Task material.
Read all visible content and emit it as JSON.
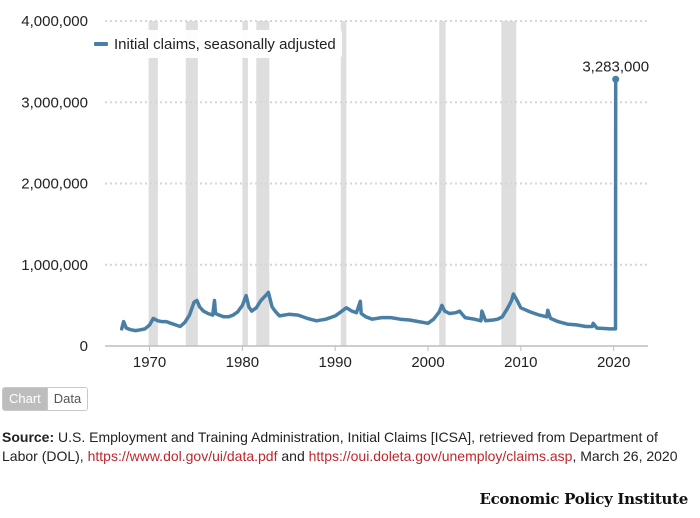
{
  "chart_data": {
    "type": "line",
    "title": "",
    "xlabel": "",
    "ylabel": "",
    "xlim": [
      1965.2,
      2023.7
    ],
    "ylim": [
      0,
      4000000
    ],
    "grid": true,
    "legend_position": "top-left",
    "colors": {
      "line": "#4a7fa5",
      "recession": "#dedede",
      "grid": "#d6d6d6"
    },
    "y_ticks": [
      0,
      1000000,
      2000000,
      3000000,
      4000000
    ],
    "y_tick_labels": [
      "0",
      "1,000,000",
      "2,000,000",
      "3,000,000",
      "4,000,000"
    ],
    "x_ticks": [
      1970,
      1980,
      1990,
      2000,
      2010,
      2020
    ],
    "x_tick_labels": [
      "1970",
      "1980",
      "1990",
      "2000",
      "2010",
      "2020"
    ],
    "recessions": [
      [
        1969.9,
        1970.9
      ],
      [
        1973.9,
        1975.2
      ],
      [
        1980.0,
        1980.6
      ],
      [
        1981.5,
        1982.9
      ],
      [
        1990.6,
        1991.2
      ],
      [
        2001.2,
        2001.9
      ],
      [
        2007.9,
        2009.5
      ]
    ],
    "series": [
      {
        "name": "Initial claims, seasonally adjusted",
        "x": [
          1967.0,
          1967.2,
          1967.5,
          1968.0,
          1968.5,
          1969.0,
          1969.5,
          1970.0,
          1970.4,
          1970.9,
          1971.3,
          1971.8,
          1972.3,
          1972.8,
          1973.3,
          1973.8,
          1974.3,
          1974.8,
          1975.1,
          1975.4,
          1975.8,
          1976.3,
          1976.8,
          1977.0,
          1977.1,
          1977.5,
          1978.0,
          1978.5,
          1979.0,
          1979.5,
          1980.0,
          1980.4,
          1980.7,
          1981.0,
          1981.5,
          1982.0,
          1982.5,
          1982.8,
          1983.2,
          1983.6,
          1984.0,
          1985.0,
          1986.0,
          1987.0,
          1988.0,
          1989.0,
          1990.0,
          1990.6,
          1991.2,
          1991.8,
          1992.3,
          1992.7,
          1992.8,
          1993.3,
          1994.0,
          1995.0,
          1996.0,
          1997.0,
          1998.0,
          1999.0,
          2000.0,
          2000.6,
          2001.2,
          2001.5,
          2001.8,
          2002.3,
          2003.0,
          2003.4,
          2004.0,
          2005.0,
          2005.7,
          2005.8,
          2006.2,
          2007.0,
          2007.5,
          2008.0,
          2008.6,
          2009.0,
          2009.2,
          2009.6,
          2010.0,
          2011.0,
          2012.0,
          2012.8,
          2012.9,
          2013.2,
          2014.0,
          2015.0,
          2016.0,
          2017.0,
          2017.7,
          2017.8,
          2018.2,
          2019.0,
          2019.6,
          2020.1,
          2020.2,
          2020.22
        ],
        "values": [
          210000,
          300000,
          220000,
          200000,
          190000,
          200000,
          210000,
          260000,
          340000,
          310000,
          300000,
          300000,
          280000,
          260000,
          240000,
          290000,
          380000,
          540000,
          560000,
          480000,
          430000,
          400000,
          380000,
          560000,
          400000,
          380000,
          360000,
          360000,
          380000,
          420000,
          500000,
          620000,
          480000,
          430000,
          470000,
          560000,
          620000,
          660000,
          480000,
          420000,
          370000,
          390000,
          380000,
          340000,
          310000,
          330000,
          370000,
          420000,
          470000,
          430000,
          410000,
          550000,
          400000,
          360000,
          330000,
          350000,
          350000,
          330000,
          320000,
          300000,
          280000,
          330000,
          420000,
          500000,
          430000,
          400000,
          410000,
          430000,
          350000,
          330000,
          310000,
          430000,
          310000,
          320000,
          330000,
          360000,
          470000,
          560000,
          640000,
          560000,
          470000,
          420000,
          380000,
          360000,
          440000,
          340000,
          300000,
          270000,
          260000,
          240000,
          240000,
          280000,
          220000,
          215000,
          210000,
          210000,
          211000,
          3283000
        ]
      }
    ],
    "annotations": [
      {
        "x": 2020.22,
        "y": 3283000,
        "text": "3,283,000"
      }
    ]
  },
  "toggle": {
    "chart_label": "Chart",
    "data_label": "Data"
  },
  "source": {
    "label": "Source:",
    "text_1": " U.S. Employment and Training Administration, Initial Claims [ICSA], retrieved from Department of Labor (DOL), ",
    "link_1": "https://www.dol.gov/ui/data.pdf",
    "text_2": " and ",
    "link_2": "https://oui.doleta.gov/unemploy/claims.asp",
    "text_3": ", March 26, 2020"
  },
  "brand": "Economic Policy Institute"
}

Task statement.
Go through the data above and transcribe it in full, omitting any image.

Answer.
Read all visible content and emit it as JSON.
{
  "chart_data": {
    "type": "line",
    "title": "",
    "xlabel": "",
    "ylabel": "",
    "xlim": [
      1965.2,
      2023.7
    ],
    "ylim": [
      0,
      4000000
    ],
    "grid": true,
    "legend_position": "top-left",
    "colors": {
      "line": "#4a7fa5",
      "recession": "#dedede",
      "grid": "#d6d6d6"
    },
    "y_ticks": [
      0,
      1000000,
      2000000,
      3000000,
      4000000
    ],
    "y_tick_labels": [
      "0",
      "1,000,000",
      "2,000,000",
      "3,000,000",
      "4,000,000"
    ],
    "x_ticks": [
      1970,
      1980,
      1990,
      2000,
      2010,
      2020
    ],
    "x_tick_labels": [
      "1970",
      "1980",
      "1990",
      "2000",
      "2010",
      "2020"
    ],
    "recessions": [
      [
        1969.9,
        1970.9
      ],
      [
        1973.9,
        1975.2
      ],
      [
        1980.0,
        1980.6
      ],
      [
        1981.5,
        1982.9
      ],
      [
        1990.6,
        1991.2
      ],
      [
        2001.2,
        2001.9
      ],
      [
        2007.9,
        2009.5
      ]
    ],
    "series": [
      {
        "name": "Initial claims, seasonally adjusted",
        "x": [
          1967.0,
          1967.2,
          1967.5,
          1968.0,
          1968.5,
          1969.0,
          1969.5,
          1970.0,
          1970.4,
          1970.9,
          1971.3,
          1971.8,
          1972.3,
          1972.8,
          1973.3,
          1973.8,
          1974.3,
          1974.8,
          1975.1,
          1975.4,
          1975.8,
          1976.3,
          1976.8,
          1977.0,
          1977.1,
          1977.5,
          1978.0,
          1978.5,
          1979.0,
          1979.5,
          1980.0,
          1980.4,
          1980.7,
          1981.0,
          1981.5,
          1982.0,
          1982.5,
          1982.8,
          1983.2,
          1983.6,
          1984.0,
          1985.0,
          1986.0,
          1987.0,
          1988.0,
          1989.0,
          1990.0,
          1990.6,
          1991.2,
          1991.8,
          1992.3,
          1992.7,
          1992.8,
          1993.3,
          1994.0,
          1995.0,
          1996.0,
          1997.0,
          1998.0,
          1999.0,
          2000.0,
          2000.6,
          2001.2,
          2001.5,
          2001.8,
          2002.3,
          2003.0,
          2003.4,
          2004.0,
          2005.0,
          2005.7,
          2005.8,
          2006.2,
          2007.0,
          2007.5,
          2008.0,
          2008.6,
          2009.0,
          2009.2,
          2009.6,
          2010.0,
          2011.0,
          2012.0,
          2012.8,
          2012.9,
          2013.2,
          2014.0,
          2015.0,
          2016.0,
          2017.0,
          2017.7,
          2017.8,
          2018.2,
          2019.0,
          2019.6,
          2020.1,
          2020.2,
          2020.22
        ],
        "values": [
          210000,
          300000,
          220000,
          200000,
          190000,
          200000,
          210000,
          260000,
          340000,
          310000,
          300000,
          300000,
          280000,
          260000,
          240000,
          290000,
          380000,
          540000,
          560000,
          480000,
          430000,
          400000,
          380000,
          560000,
          400000,
          380000,
          360000,
          360000,
          380000,
          420000,
          500000,
          620000,
          480000,
          430000,
          470000,
          560000,
          620000,
          660000,
          480000,
          420000,
          370000,
          390000,
          380000,
          340000,
          310000,
          330000,
          370000,
          420000,
          470000,
          430000,
          410000,
          550000,
          400000,
          360000,
          330000,
          350000,
          350000,
          330000,
          320000,
          300000,
          280000,
          330000,
          420000,
          500000,
          430000,
          400000,
          410000,
          430000,
          350000,
          330000,
          310000,
          430000,
          310000,
          320000,
          330000,
          360000,
          470000,
          560000,
          640000,
          560000,
          470000,
          420000,
          380000,
          360000,
          440000,
          340000,
          300000,
          270000,
          260000,
          240000,
          240000,
          280000,
          220000,
          215000,
          210000,
          210000,
          211000,
          3283000
        ]
      }
    ],
    "annotations": [
      {
        "x": 2020.22,
        "y": 3283000,
        "text": "3,283,000"
      }
    ]
  },
  "toggle": {
    "chart_label": "Chart",
    "data_label": "Data"
  },
  "source": {
    "label": "Source:",
    "text_1": " U.S. Employment and Training Administration, Initial Claims [ICSA], retrieved from Department of Labor (DOL), ",
    "link_1": "https://www.dol.gov/ui/data.pdf",
    "text_2": " and ",
    "link_2": "https://oui.doleta.gov/unemploy/claims.asp",
    "text_3": ", March 26, 2020"
  },
  "brand": "Economic Policy Institute"
}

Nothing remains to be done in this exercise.